> **WHAT IS BEING ASKED**: What is the number of lines that include the word "this"? Provide only that figure.

»»

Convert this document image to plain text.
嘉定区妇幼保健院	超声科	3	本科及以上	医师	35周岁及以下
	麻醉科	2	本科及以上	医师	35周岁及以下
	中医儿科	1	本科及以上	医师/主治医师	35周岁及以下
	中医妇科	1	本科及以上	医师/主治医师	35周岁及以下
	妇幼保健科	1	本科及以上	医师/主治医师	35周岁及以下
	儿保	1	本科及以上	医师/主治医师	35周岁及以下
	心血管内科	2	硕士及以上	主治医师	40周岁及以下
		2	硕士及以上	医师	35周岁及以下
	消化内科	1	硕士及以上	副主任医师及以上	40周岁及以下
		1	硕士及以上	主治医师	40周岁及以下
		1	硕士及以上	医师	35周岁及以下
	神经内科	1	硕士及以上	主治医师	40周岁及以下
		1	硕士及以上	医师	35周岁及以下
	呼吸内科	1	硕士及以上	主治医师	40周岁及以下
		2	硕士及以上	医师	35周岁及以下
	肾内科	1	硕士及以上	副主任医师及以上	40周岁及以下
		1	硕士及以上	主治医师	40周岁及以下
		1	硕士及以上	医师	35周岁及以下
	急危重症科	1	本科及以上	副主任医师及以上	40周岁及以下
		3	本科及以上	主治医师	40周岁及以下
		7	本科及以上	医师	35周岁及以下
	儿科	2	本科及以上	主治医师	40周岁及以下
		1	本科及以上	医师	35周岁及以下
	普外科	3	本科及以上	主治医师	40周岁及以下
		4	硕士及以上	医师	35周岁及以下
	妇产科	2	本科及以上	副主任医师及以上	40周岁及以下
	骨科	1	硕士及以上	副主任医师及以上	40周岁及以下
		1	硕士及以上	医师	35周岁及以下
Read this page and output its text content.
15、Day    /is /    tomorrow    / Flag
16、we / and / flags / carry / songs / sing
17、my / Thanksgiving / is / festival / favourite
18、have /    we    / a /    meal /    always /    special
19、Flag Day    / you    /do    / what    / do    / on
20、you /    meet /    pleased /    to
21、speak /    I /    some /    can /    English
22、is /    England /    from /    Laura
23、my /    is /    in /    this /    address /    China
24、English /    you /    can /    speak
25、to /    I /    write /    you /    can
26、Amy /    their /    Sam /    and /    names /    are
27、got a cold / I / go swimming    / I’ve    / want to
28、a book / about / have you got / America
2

««

> **SOLVED EXERCISE**: 3